***** Data for processing

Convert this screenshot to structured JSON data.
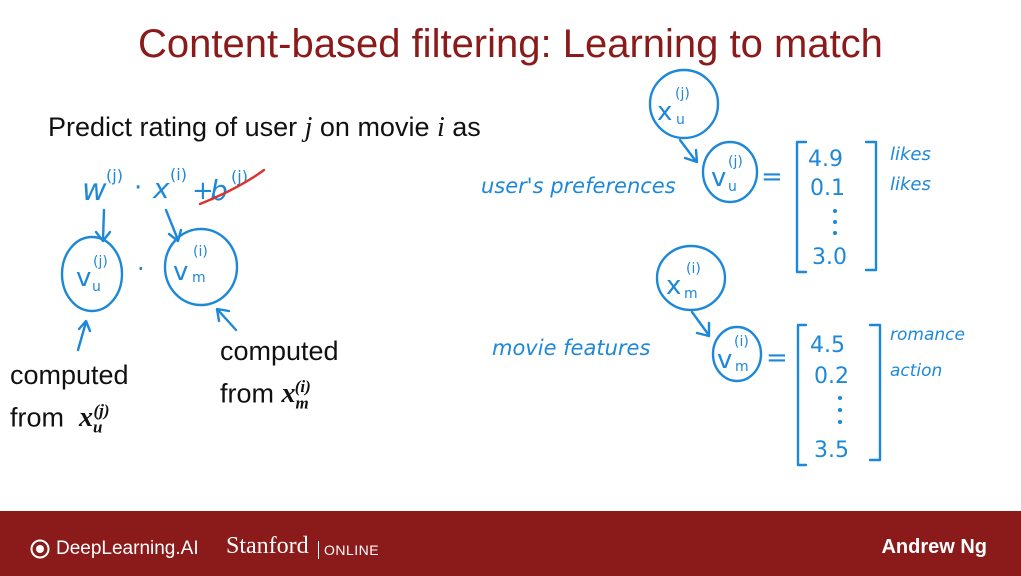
{
  "slide": {
    "title": "Content-based filtering: Learning to match",
    "prompt_prefix": "Predict rating of user ",
    "prompt_j": "j",
    "prompt_mid": " on movie ",
    "prompt_i": "i",
    "prompt_suffix": " as"
  },
  "left_labels": {
    "left_line1": "computed",
    "left_line2": "from",
    "left_var": "x",
    "left_sup": "(j)",
    "left_sub": "u",
    "right_line1": "computed",
    "right_line2": "from",
    "right_var": "x",
    "right_sup": "(i)",
    "right_sub": "m"
  },
  "handwriting": {
    "formula_w": "w",
    "formula_w_sup": "(j)",
    "formula_dot": "·",
    "formula_x": "x",
    "formula_x_sup": "(i)",
    "formula_plus": "+",
    "formula_b": "b",
    "formula_b_sup": "(j)",
    "vu": "v",
    "vu_sup": "(j)",
    "vu_sub": "u",
    "vm": "v",
    "vm_sup": "(i)",
    "vm_sub": "m",
    "xu": "x",
    "xu_sup": "(j)",
    "xu_sub": "u",
    "xm": "x",
    "xm_sup": "(i)",
    "xm_sub": "m",
    "equals": "=",
    "users_preferences": "user's preferences",
    "movie_features": "movie features",
    "user_vector": [
      "4.9",
      "0.1",
      "3.0"
    ],
    "user_vector_labels": [
      "likes",
      "likes"
    ],
    "movie_vector": [
      "4.5",
      "0.2",
      "3.5"
    ],
    "movie_vector_labels": [
      "romance",
      "action"
    ]
  },
  "footer": {
    "brand": "DeepLearning.AI",
    "stanford": "Stanford",
    "online": "ONLINE",
    "presenter": "Andrew Ng"
  },
  "colors": {
    "title": "#8b1a1a",
    "footer": "#8b1a1a",
    "ink_blue": "#1e88d8",
    "ink_red": "#d9342b"
  }
}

**********

# Short task
Reproduce each line exactly as it appears, omitting the pictures.

# Answer to this problem
Convert this screenshot to structured JSON data.
{
  "slide": {
    "title": "Content-based filtering: Learning to match",
    "prompt_prefix": "Predict rating of user ",
    "prompt_j": "j",
    "prompt_mid": " on movie ",
    "prompt_i": "i",
    "prompt_suffix": " as"
  },
  "left_labels": {
    "left_line1": "computed",
    "left_line2": "from",
    "left_var": "x",
    "left_sup": "(j)",
    "left_sub": "u",
    "right_line1": "computed",
    "right_line2": "from",
    "right_var": "x",
    "right_sup": "(i)",
    "right_sub": "m"
  },
  "handwriting": {
    "formula_w": "w",
    "formula_w_sup": "(j)",
    "formula_dot": "·",
    "formula_x": "x",
    "formula_x_sup": "(i)",
    "formula_plus": "+",
    "formula_b": "b",
    "formula_b_sup": "(j)",
    "vu": "v",
    "vu_sup": "(j)",
    "vu_sub": "u",
    "vm": "v",
    "vm_sup": "(i)",
    "vm_sub": "m",
    "xu": "x",
    "xu_sup": "(j)",
    "xu_sub": "u",
    "xm": "x",
    "xm_sup": "(i)",
    "xm_sub": "m",
    "equals": "=",
    "users_preferences": "user's preferences",
    "movie_features": "movie features",
    "user_vector": [
      "4.9",
      "0.1",
      "3.0"
    ],
    "user_vector_labels": [
      "likes",
      "likes"
    ],
    "movie_vector": [
      "4.5",
      "0.2",
      "3.5"
    ],
    "movie_vector_labels": [
      "romance",
      "action"
    ]
  },
  "footer": {
    "brand": "DeepLearning.AI",
    "stanford": "Stanford",
    "online": "ONLINE",
    "presenter": "Andrew Ng"
  },
  "colors": {
    "title": "#8b1a1a",
    "footer": "#8b1a1a",
    "ink_blue": "#1e88d8",
    "ink_red": "#d9342b"
  }
}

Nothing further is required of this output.